Directive ->
Reproduce the line that contains "What's the underlying" and every line after it through the end of the records, exactly, with nothing added.

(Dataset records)

====================

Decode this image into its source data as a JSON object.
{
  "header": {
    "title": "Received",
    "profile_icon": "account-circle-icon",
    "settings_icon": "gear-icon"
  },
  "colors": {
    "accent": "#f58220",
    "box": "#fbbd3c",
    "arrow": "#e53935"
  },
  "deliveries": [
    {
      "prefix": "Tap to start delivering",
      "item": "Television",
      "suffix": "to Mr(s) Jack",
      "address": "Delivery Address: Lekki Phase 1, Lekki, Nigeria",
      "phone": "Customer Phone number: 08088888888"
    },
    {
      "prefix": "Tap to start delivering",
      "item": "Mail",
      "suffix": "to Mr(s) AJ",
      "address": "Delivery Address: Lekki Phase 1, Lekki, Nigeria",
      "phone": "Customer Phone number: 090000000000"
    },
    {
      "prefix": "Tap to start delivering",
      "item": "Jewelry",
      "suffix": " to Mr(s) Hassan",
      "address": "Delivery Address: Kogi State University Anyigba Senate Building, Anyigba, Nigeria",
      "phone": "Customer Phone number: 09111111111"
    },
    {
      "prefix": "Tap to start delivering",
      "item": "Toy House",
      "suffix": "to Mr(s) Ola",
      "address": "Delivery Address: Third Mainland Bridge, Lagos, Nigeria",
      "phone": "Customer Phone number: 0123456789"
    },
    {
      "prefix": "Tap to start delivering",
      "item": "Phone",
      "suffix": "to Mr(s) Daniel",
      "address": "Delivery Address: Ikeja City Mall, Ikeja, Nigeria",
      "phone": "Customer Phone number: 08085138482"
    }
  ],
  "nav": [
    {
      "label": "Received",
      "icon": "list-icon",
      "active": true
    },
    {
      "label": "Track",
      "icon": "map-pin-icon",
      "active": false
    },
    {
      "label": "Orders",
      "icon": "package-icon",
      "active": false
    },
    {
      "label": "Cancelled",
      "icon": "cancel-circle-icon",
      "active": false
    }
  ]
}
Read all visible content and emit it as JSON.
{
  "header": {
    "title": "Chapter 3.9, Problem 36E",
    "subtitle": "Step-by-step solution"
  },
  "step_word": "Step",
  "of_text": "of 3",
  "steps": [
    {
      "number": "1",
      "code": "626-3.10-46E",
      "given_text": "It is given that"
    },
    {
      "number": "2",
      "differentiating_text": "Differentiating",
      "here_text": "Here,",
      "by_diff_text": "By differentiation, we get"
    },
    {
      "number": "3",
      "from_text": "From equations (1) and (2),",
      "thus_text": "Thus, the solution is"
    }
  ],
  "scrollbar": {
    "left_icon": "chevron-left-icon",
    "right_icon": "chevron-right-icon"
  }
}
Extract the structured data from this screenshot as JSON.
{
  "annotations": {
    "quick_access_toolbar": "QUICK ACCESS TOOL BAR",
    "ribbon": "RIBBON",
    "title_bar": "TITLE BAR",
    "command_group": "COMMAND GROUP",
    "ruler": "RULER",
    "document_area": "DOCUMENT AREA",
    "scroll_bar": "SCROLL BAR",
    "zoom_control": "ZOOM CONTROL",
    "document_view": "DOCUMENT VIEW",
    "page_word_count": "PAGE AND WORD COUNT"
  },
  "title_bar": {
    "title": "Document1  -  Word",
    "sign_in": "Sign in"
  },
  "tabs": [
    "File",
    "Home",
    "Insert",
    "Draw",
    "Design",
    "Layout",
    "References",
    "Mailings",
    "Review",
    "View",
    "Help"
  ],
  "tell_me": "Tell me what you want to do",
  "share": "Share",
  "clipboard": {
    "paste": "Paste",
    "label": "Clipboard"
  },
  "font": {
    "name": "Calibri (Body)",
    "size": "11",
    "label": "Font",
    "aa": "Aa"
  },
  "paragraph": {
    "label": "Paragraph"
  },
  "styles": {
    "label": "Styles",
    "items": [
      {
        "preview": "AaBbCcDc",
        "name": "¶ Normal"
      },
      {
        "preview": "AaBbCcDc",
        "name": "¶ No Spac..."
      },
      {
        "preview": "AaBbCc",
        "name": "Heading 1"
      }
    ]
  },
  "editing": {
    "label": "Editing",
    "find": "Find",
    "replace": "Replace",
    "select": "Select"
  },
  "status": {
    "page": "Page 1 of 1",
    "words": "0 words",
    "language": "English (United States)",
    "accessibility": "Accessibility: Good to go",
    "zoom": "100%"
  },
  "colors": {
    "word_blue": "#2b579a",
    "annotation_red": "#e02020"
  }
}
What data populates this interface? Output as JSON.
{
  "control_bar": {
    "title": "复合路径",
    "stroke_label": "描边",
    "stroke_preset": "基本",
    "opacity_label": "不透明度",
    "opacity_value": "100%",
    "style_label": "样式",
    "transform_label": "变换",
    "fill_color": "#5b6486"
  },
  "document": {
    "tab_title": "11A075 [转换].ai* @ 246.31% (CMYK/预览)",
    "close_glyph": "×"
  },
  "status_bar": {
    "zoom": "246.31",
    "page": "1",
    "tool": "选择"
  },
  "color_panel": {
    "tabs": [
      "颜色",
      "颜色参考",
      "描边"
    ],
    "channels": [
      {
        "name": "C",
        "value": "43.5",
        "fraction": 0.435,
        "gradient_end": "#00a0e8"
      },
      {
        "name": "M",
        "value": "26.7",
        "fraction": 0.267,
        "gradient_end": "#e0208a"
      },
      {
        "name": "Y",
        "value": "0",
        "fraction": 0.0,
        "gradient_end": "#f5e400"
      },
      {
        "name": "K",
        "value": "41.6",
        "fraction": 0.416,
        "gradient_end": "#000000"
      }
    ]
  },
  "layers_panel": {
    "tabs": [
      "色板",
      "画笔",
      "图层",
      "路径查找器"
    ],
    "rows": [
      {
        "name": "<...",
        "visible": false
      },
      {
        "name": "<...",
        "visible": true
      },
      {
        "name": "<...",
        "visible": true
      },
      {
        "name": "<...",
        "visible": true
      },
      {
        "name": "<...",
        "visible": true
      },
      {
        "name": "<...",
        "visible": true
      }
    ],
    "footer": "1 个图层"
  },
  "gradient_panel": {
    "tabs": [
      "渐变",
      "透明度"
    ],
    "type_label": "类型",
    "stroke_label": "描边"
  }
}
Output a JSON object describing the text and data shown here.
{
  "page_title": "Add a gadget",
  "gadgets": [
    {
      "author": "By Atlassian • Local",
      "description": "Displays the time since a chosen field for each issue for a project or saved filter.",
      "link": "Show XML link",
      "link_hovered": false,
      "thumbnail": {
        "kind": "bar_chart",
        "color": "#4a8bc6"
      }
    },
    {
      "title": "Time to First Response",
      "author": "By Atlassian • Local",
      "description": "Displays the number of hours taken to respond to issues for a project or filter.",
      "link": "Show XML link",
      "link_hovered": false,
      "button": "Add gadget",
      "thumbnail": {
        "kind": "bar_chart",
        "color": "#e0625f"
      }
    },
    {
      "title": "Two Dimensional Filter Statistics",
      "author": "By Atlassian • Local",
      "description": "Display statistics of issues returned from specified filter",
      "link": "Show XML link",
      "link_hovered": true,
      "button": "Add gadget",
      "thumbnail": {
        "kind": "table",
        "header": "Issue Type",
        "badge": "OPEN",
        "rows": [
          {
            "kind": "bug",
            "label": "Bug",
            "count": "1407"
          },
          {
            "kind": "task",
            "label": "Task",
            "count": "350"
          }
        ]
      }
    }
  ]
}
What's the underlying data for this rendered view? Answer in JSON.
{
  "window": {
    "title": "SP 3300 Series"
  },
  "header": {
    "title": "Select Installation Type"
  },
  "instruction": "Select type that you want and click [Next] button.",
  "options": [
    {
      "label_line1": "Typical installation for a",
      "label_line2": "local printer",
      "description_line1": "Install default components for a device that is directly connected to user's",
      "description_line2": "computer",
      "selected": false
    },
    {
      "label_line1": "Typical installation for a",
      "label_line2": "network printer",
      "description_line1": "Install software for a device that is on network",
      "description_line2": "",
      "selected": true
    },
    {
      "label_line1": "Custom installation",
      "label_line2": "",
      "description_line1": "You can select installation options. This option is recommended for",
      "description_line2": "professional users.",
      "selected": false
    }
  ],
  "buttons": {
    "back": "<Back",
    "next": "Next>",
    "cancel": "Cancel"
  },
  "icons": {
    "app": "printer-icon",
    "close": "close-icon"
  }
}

====================

Answer to this exercise ->
What's the underlying data for this rendered view? Answer in JSON.
{
  "window": {
    "title": "SP 3300 Series"
  },
  "header": {
    "title": "Select Installation Type"
  },
  "instruction": "Select type that you want and click [Next] button.",
  "options": [
    {
      "label_line1": "Typical installation for a",
      "label_line2": "local printer",
      "description_line1": "Install default components for a device that is directly connected to user's",
      "description_line2": "computer",
      "selected": false
    },
    {
      "label_line1": "Typical installation for a",
      "label_line2": "network printer",
      "description_line1": "Install software for a device that is on network",
      "description_line2": "",
      "selected": true
    },
    {
      "label_line1": "Custom installation",
      "label_line2": "",
      "description_line1": "You can select installation options. This option is recommended for",
      "description_line2": "professional users.",
      "selected": false
    }
  ],
  "buttons": {
    "back": "<Back",
    "next": "Next>",
    "cancel": "Cancel"
  },
  "icons": {
    "app": "printer-icon",
    "close": "close-icon"
  }
}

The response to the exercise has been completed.